# Ground Cloves



## kattobrn (Aug 1, 2013)

Has anyone used ground cloves in a soap? I was thinking of a cinnamon and clove soap. What do you think?


Sent from my iPhone using Soap Making


----------



## shunt2011 (Aug 1, 2013)

You could try it but it may make your soap scratchy.  I would probably infuse my oils with them instead of adding directly to my soap.  I'm sure someone who's tried it will pop in and give their experience with it.  Haven't tried it myself.  I generally infuse paprika, tumeric etc into oils and strain them out.


----------



## mbeachysoap (Aug 3, 2013)

YES! And to this day it is my favorite! You really need to grind them down or they become to scratchy .. I used a hammer and pounded them to almost a powder lol! They give an awesome smell and turn the color into a beautiful light green. As far as cinnamon .. haven't used it as I have heard it can be harsh to the skin. Good luck and let us know how it turns out! :smile:


----------



## kattobrn (Aug 3, 2013)

I found ground cloves in the spice area, will that work or should I ground them more?


KattOBRN


----------



## savonierre (Aug 3, 2013)

That should work..or if you have a grinder you could try making them finer.


----------



## mbeachysoap (Aug 7, 2013)

Depends on your preference .. My first batch I did not grind them down enough and had clumps falling into my shower as I used it .. that was kind of yucky .. then I used the clove powder in the grocery store and it smelled and looked nice but it just didn't have the exfoliant feeling I was looking for. Got it right the third time .. thank goodness I started with small batches. So it all depends on what you want. I have a new batch of clove soap curing as we speak .. we all love it. I do hope to get an update on how yours turned out 8)

Data block |
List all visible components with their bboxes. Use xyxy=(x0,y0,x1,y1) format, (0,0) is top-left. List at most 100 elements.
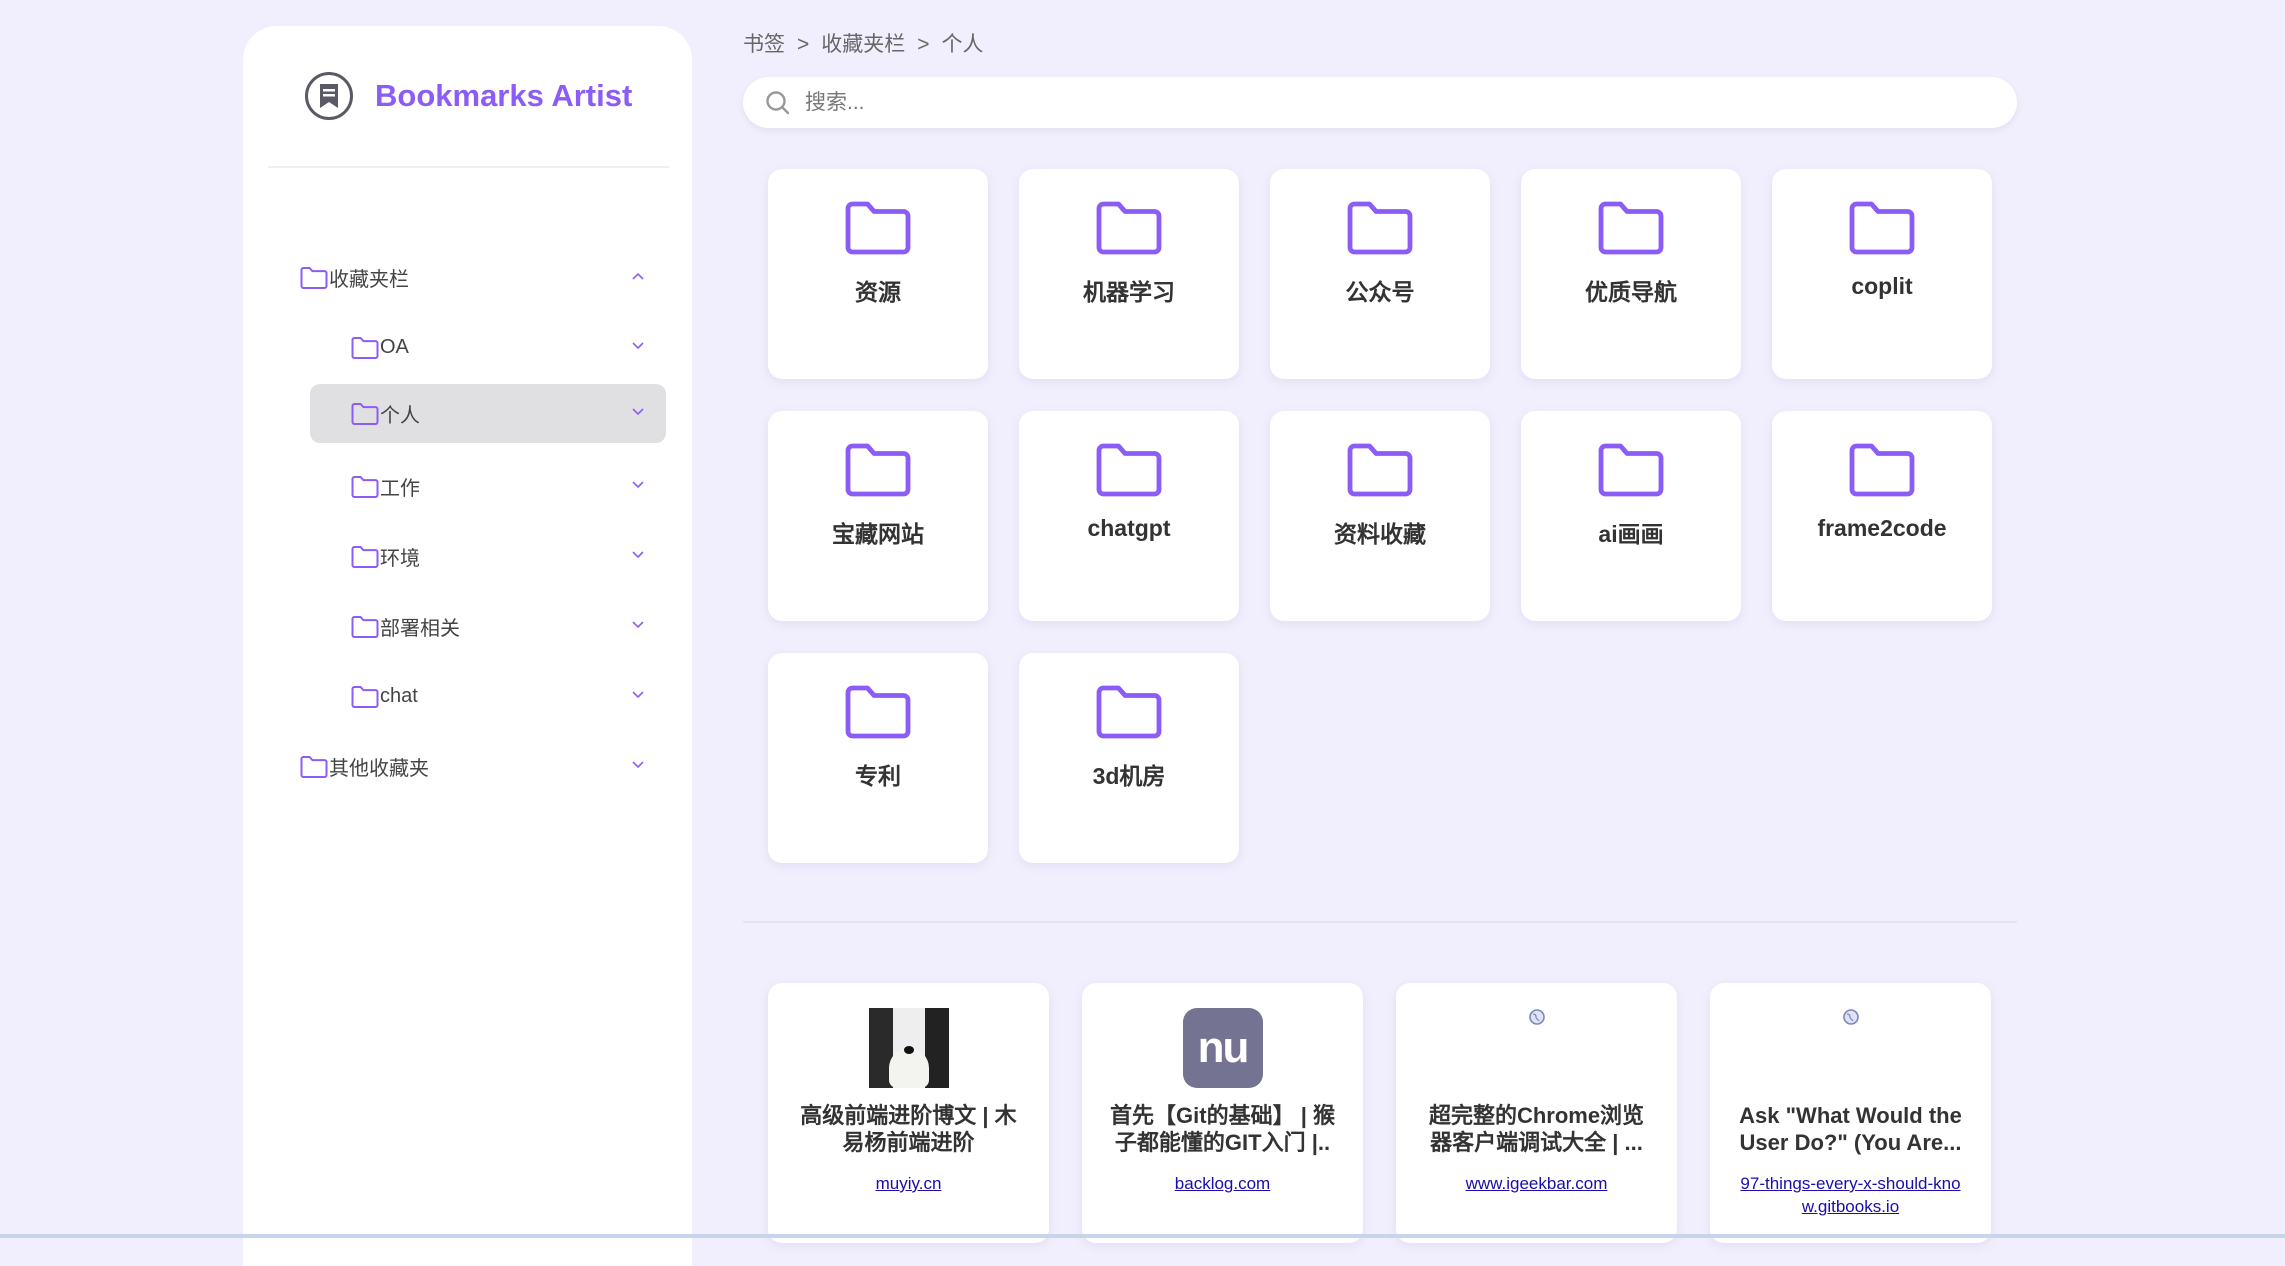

Instruction | Carry the forum thread on putting ground cloves in soap forward from its final post.

Answer below |
----------



## dixiedragon (Aug 8, 2013)

*Yes! I love to do this.*

I just buy the ground cloves at the grocery store. When I make milk and honey soap, I always divide in half and make 1/2 into spiced milk and honey. I just use cinnamon, nutmeg and cloves right off my spice shelf. I sprinkled some whole cloves on top for decoration once, but I didn't really like that b/c the cloves were a bit stabby and I hadn't taken my soap slicer into account, so some of the bars were kind of mangled from being sliced and the whole cloves being dragged down through the bar.

I would not try to get a scrubby effect from ground spices. I feel like that might be too harsh or irritating. I would add ground oatmeal for the scrubbing effect.

I have never had the cloves turn my soap green. They just say the same dark reddish/brown color they are in the bottle. Perhaps that poster used fresh cloves?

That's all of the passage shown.